TASK DETAILS:
Write only the number of lines in the records beneath that hold "title".

(Stored data entries)
((
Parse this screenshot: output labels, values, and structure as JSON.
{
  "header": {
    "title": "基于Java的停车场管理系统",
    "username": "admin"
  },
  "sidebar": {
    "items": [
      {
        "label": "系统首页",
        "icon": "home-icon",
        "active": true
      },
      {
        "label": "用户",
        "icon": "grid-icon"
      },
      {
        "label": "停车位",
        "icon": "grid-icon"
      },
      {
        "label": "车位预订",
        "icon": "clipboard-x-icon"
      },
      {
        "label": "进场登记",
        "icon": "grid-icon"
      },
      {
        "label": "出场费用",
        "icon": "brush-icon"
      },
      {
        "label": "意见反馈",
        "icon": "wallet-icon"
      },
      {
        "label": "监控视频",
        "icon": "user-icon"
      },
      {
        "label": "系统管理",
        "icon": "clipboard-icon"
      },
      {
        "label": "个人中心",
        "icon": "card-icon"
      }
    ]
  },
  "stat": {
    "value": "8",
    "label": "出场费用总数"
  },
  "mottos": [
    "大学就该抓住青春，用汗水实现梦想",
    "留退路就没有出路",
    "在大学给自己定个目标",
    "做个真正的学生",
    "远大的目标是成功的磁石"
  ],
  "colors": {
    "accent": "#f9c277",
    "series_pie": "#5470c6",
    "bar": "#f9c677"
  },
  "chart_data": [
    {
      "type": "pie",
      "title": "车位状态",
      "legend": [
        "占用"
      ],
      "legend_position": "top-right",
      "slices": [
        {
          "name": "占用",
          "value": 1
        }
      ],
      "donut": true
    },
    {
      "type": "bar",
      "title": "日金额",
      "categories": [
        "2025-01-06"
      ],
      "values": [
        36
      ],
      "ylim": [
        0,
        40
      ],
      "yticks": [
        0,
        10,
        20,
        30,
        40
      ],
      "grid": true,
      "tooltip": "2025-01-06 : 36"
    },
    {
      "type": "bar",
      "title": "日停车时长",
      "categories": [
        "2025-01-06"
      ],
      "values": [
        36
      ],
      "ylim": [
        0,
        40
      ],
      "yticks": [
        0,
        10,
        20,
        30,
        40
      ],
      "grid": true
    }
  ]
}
))
THE OUTPUT:
4